_DESCRIPTION OF THE TASK_: Pictures are excluded from this exercise. Transcribe exactly the lines from the one containing "What's the underlying" through the last line of the listing.

Records from a collection
****************
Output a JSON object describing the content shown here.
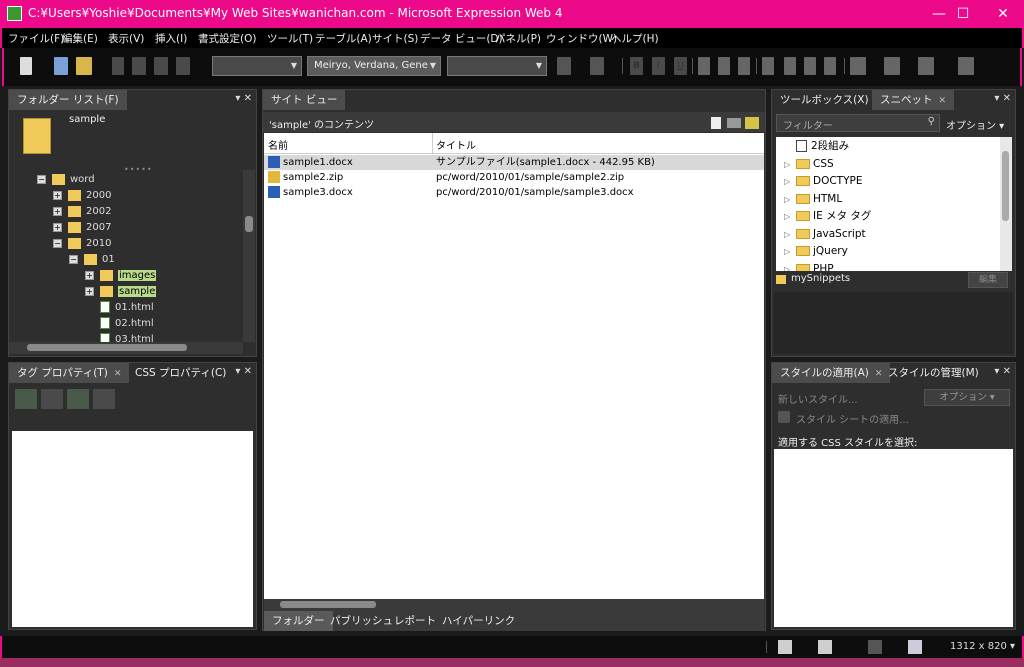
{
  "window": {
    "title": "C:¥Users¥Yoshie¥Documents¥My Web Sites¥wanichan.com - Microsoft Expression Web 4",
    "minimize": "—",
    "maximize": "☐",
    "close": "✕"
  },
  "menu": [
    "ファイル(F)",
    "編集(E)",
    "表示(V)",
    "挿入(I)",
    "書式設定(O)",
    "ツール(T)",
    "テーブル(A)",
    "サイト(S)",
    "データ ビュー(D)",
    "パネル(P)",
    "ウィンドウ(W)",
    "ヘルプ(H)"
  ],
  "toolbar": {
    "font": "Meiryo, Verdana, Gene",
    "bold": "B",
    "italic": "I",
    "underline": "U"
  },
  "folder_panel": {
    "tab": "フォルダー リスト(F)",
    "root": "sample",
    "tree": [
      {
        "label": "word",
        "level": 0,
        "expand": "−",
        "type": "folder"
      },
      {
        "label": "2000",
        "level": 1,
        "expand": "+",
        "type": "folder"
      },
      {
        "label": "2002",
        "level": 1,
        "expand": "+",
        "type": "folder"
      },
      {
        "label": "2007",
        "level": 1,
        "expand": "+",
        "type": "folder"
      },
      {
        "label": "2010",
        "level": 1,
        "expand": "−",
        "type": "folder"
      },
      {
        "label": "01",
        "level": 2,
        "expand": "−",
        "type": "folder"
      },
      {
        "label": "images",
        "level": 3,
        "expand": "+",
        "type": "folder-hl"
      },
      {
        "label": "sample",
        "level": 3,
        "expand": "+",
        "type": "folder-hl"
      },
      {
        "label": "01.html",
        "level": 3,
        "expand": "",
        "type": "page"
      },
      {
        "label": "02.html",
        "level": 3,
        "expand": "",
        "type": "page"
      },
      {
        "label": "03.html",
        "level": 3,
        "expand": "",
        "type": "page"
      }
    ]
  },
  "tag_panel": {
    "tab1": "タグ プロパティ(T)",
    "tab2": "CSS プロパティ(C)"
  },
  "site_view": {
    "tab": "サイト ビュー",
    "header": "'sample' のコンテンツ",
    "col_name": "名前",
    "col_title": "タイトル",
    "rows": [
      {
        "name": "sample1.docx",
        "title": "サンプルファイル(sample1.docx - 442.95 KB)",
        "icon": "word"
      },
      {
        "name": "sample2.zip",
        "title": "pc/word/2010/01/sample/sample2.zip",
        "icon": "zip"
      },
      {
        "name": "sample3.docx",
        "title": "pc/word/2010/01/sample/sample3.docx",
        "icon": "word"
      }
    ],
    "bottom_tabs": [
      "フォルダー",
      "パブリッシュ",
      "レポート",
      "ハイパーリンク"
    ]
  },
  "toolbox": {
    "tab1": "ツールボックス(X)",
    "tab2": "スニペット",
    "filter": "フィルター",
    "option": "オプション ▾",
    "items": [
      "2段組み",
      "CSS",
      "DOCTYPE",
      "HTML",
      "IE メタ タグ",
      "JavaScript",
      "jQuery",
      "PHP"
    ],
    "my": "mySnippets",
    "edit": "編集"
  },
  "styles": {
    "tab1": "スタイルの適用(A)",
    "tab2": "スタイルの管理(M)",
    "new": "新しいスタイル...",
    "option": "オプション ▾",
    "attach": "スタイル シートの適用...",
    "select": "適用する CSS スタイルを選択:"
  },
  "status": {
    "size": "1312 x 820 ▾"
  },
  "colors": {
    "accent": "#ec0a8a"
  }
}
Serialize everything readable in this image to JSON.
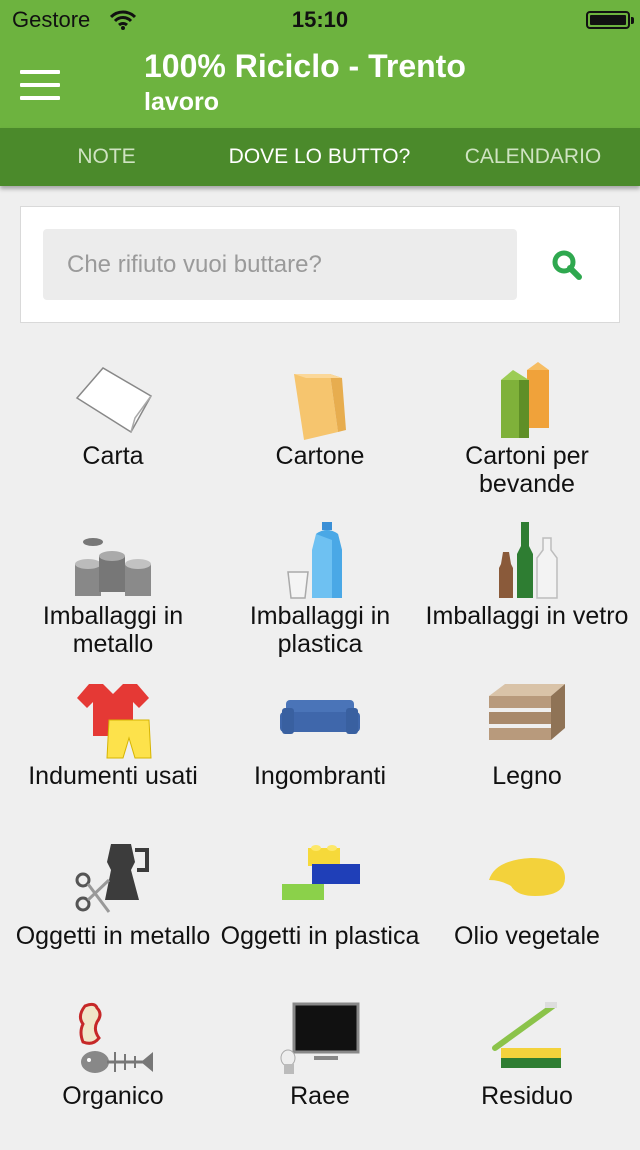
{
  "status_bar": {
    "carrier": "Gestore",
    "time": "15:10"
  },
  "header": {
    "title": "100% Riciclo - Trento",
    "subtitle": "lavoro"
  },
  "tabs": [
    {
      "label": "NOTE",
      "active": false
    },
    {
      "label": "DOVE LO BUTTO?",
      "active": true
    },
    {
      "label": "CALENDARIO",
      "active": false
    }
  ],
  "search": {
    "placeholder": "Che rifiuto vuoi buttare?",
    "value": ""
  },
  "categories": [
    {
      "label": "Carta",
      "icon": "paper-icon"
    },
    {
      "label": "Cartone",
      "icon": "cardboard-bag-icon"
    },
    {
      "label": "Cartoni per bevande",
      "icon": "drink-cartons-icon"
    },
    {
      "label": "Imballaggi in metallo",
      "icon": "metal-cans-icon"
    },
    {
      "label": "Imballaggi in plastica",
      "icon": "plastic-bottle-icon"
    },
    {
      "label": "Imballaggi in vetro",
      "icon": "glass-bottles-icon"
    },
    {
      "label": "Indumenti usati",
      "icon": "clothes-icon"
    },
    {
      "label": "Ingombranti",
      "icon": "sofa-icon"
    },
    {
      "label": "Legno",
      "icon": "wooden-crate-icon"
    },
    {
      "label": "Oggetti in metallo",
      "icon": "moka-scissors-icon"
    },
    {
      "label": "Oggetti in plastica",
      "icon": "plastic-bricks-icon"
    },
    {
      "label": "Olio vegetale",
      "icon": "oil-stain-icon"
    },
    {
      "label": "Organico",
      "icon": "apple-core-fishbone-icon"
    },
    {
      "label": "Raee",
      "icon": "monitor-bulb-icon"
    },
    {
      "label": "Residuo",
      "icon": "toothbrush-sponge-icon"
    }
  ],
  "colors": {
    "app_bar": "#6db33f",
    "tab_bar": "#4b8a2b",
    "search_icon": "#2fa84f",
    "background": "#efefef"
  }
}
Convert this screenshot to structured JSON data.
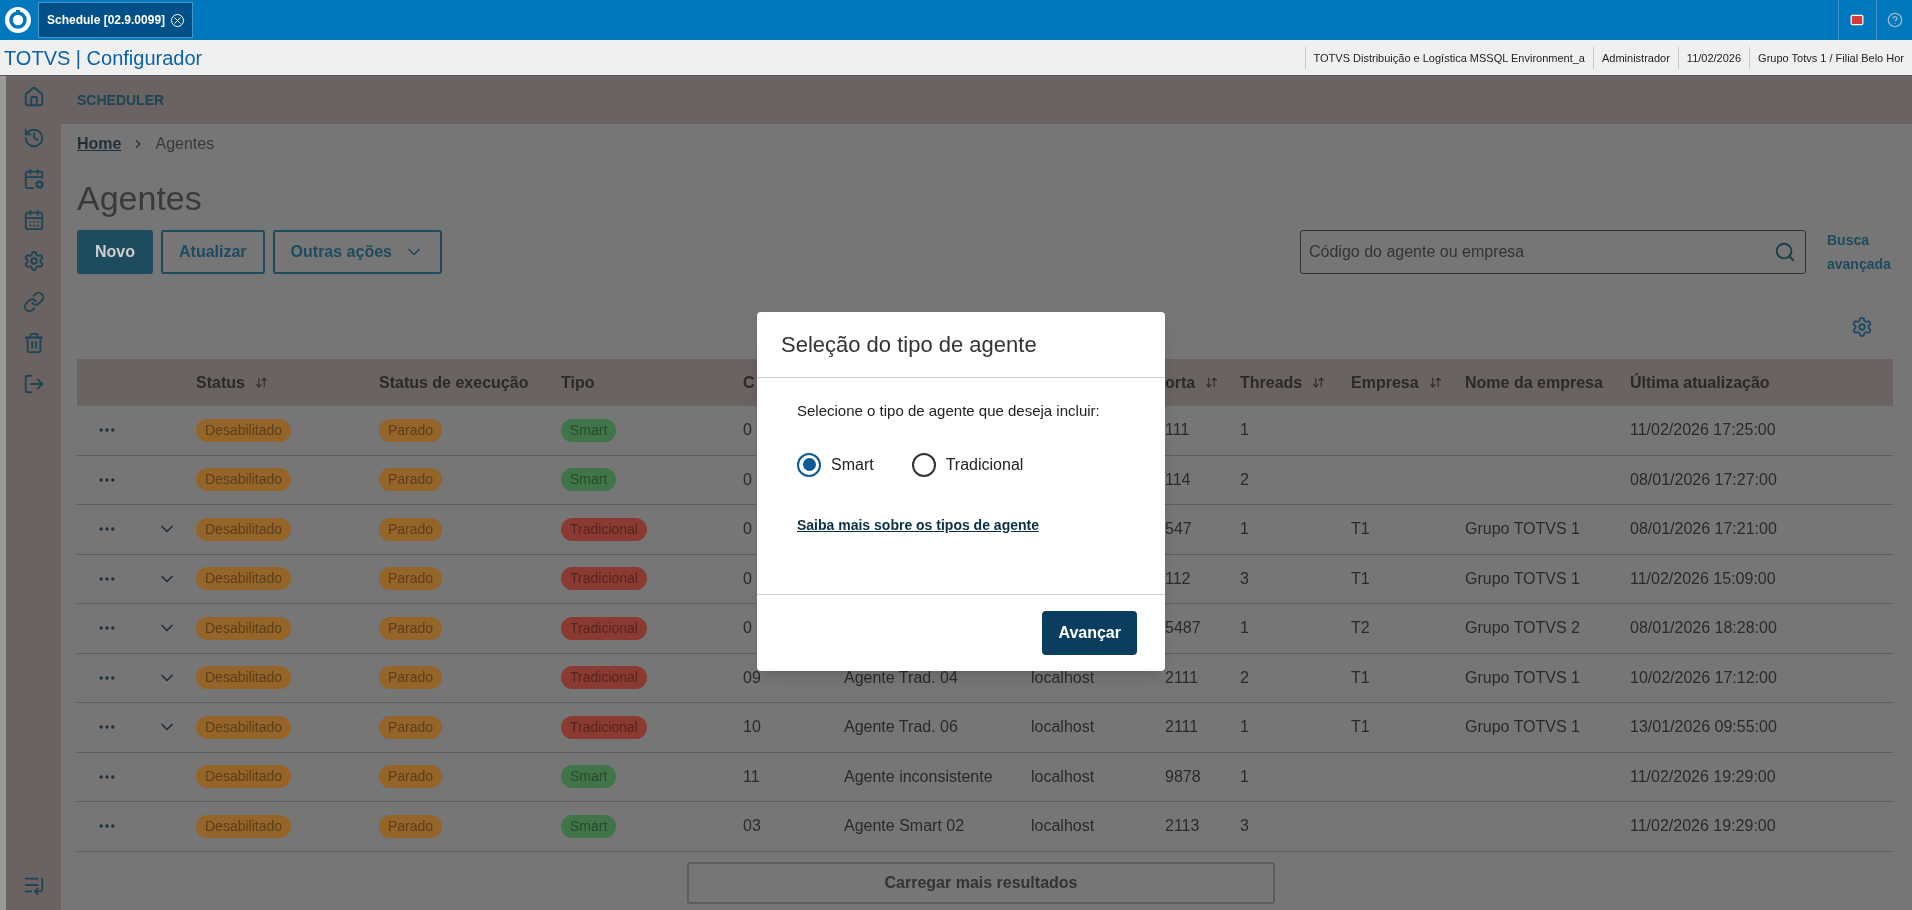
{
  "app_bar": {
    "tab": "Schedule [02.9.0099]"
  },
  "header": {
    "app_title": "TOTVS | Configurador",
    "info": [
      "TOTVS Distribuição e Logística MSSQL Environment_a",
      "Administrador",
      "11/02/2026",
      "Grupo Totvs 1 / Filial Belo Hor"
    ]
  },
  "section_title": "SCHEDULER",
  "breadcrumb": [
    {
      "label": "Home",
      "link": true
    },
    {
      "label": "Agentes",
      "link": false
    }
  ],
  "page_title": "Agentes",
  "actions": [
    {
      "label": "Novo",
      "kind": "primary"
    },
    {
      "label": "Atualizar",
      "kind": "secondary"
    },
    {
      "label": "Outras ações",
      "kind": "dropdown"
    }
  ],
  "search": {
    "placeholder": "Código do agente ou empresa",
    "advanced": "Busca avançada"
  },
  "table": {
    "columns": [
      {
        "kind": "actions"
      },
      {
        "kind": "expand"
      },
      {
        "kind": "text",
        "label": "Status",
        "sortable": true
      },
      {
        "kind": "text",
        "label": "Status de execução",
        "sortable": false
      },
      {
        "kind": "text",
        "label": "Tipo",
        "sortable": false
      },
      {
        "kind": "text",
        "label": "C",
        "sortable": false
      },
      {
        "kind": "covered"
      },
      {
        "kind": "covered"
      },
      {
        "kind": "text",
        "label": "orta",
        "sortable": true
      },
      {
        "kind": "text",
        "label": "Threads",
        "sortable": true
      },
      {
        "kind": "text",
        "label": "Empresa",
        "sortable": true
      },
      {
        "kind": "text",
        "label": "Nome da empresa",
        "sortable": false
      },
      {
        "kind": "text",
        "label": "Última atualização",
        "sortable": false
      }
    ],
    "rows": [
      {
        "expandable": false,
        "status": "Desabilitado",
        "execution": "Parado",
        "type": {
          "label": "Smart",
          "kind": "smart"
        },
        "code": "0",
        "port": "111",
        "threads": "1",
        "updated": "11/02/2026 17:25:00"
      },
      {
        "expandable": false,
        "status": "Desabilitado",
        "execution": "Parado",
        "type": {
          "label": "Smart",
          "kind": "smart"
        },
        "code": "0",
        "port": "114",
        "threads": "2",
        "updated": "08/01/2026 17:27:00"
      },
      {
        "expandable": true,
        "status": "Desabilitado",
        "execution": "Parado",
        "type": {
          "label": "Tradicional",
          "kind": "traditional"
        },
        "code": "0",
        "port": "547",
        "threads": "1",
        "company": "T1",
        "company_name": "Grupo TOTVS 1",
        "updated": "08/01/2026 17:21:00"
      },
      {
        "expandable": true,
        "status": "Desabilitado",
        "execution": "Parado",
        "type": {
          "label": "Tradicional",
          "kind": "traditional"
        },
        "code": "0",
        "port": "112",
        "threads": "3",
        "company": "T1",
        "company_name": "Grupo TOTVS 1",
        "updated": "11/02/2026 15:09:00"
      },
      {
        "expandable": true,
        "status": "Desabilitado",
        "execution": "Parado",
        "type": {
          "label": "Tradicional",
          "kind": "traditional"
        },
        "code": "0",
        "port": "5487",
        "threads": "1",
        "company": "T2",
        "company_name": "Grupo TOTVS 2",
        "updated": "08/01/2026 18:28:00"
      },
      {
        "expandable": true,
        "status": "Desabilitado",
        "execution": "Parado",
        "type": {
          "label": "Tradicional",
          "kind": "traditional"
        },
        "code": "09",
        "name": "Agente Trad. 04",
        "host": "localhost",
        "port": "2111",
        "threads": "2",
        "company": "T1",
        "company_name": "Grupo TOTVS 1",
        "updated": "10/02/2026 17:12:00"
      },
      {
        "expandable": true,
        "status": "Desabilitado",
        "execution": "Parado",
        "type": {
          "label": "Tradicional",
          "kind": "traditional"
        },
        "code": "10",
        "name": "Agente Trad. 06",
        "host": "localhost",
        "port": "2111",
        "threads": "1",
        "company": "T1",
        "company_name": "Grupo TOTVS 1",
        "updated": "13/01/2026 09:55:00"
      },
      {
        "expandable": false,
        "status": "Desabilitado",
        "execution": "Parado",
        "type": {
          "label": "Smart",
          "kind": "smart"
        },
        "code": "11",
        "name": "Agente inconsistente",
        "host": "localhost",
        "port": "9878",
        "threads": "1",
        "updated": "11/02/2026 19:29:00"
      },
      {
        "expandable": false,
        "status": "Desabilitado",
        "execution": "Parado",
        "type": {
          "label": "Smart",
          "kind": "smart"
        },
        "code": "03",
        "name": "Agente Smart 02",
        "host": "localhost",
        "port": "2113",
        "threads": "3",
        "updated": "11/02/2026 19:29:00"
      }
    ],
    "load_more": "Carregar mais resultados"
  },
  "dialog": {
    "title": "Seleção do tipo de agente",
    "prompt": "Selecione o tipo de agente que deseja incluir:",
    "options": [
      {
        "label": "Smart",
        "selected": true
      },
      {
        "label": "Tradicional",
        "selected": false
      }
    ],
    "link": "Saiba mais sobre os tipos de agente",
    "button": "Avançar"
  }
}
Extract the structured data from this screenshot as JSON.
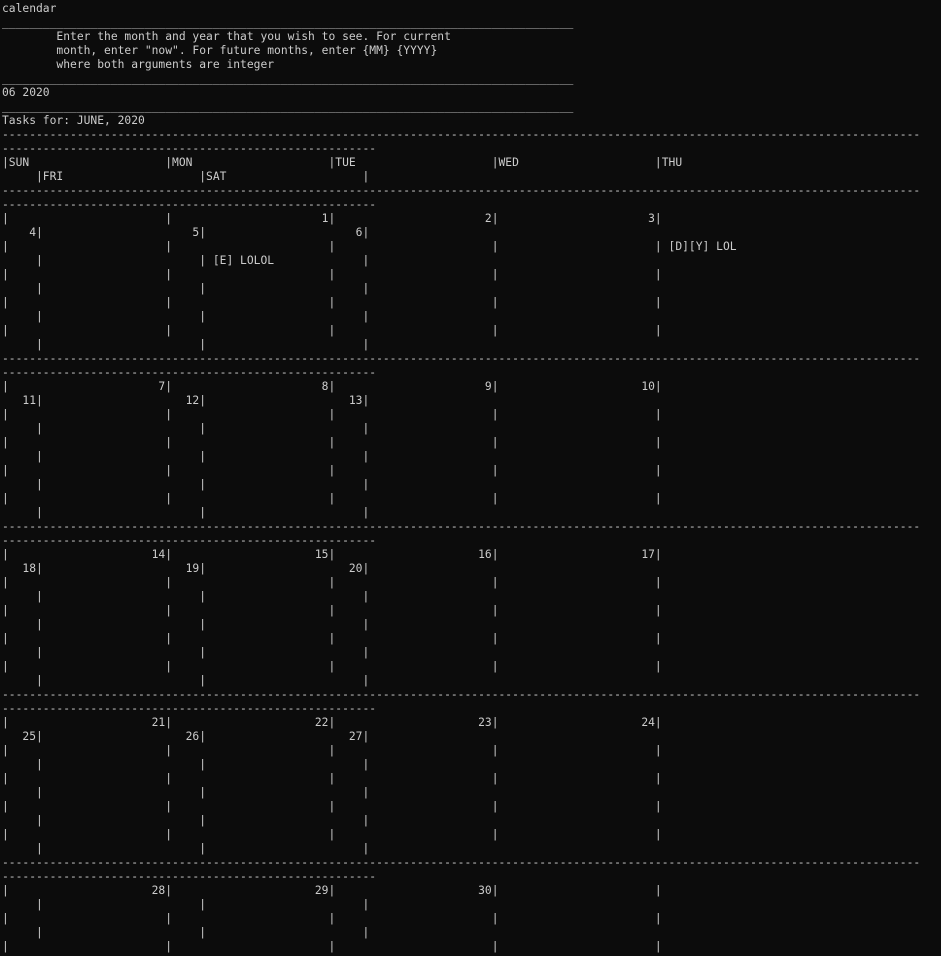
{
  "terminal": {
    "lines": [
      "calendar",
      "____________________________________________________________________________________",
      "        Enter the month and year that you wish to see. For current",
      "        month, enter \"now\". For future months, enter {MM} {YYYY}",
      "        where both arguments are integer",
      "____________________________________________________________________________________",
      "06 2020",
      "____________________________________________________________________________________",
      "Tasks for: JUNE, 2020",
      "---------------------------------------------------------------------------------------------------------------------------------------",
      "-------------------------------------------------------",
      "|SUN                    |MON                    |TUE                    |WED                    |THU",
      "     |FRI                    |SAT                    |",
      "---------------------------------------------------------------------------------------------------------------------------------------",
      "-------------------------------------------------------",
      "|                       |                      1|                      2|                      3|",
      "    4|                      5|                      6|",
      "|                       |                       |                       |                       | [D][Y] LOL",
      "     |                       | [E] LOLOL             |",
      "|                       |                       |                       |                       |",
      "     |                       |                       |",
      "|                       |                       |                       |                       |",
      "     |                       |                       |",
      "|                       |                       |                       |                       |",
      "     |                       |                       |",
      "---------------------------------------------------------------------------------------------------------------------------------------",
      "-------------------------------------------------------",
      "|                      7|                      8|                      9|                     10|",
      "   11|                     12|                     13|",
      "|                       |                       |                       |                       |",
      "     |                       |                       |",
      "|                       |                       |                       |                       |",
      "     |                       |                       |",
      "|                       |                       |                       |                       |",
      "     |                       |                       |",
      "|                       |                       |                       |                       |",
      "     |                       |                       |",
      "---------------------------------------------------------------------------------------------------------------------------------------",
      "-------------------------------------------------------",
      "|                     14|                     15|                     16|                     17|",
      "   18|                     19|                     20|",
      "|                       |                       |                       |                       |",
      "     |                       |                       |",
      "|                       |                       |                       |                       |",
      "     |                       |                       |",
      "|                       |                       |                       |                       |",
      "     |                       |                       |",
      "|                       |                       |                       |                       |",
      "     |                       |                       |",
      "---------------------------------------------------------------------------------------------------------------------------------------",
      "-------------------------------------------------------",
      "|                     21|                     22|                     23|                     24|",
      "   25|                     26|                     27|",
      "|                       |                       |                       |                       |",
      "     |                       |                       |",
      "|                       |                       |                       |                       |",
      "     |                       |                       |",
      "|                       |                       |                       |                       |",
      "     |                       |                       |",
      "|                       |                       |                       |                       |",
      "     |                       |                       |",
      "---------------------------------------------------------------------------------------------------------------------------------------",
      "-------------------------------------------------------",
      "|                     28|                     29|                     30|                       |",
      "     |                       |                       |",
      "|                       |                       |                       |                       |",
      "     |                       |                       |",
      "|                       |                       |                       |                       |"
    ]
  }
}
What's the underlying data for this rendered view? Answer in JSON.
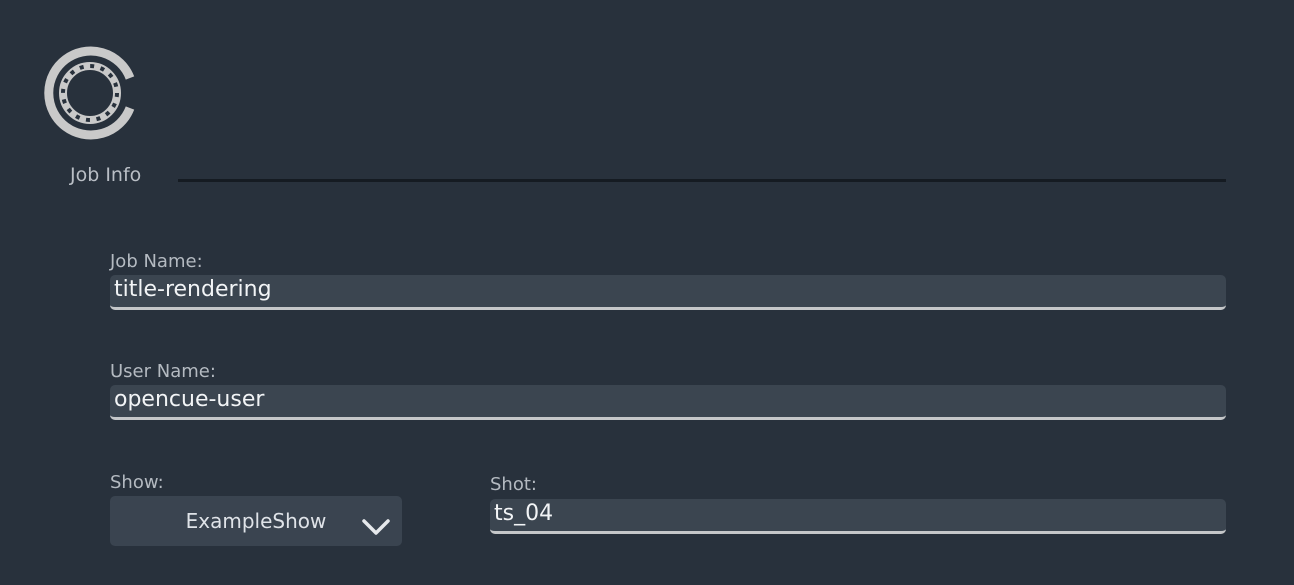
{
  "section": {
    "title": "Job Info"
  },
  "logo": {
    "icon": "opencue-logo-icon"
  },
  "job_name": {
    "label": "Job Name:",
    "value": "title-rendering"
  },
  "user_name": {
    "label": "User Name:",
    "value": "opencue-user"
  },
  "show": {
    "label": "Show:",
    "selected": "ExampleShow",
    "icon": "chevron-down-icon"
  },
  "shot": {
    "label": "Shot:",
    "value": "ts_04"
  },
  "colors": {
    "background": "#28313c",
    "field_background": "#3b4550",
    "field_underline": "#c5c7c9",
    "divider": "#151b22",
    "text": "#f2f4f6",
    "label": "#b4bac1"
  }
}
****************
_RESPONSE FOR THIS EXERCISE_:
What's the underlying data for this rendered view? Answer in JSON.
{
  "section": {
    "title": "Job Info"
  },
  "logo": {
    "icon": "opencue-logo-icon"
  },
  "job_name": {
    "label": "Job Name:",
    "value": "title-rendering"
  },
  "user_name": {
    "label": "User Name:",
    "value": "opencue-user"
  },
  "show": {
    "label": "Show:",
    "selected": "ExampleShow",
    "icon": "chevron-down-icon"
  },
  "shot": {
    "label": "Shot:",
    "value": "ts_04"
  },
  "colors": {
    "background": "#28313c",
    "field_background": "#3b4550",
    "field_underline": "#c5c7c9",
    "divider": "#151b22",
    "text": "#f2f4f6",
    "label": "#b4bac1"
  }
}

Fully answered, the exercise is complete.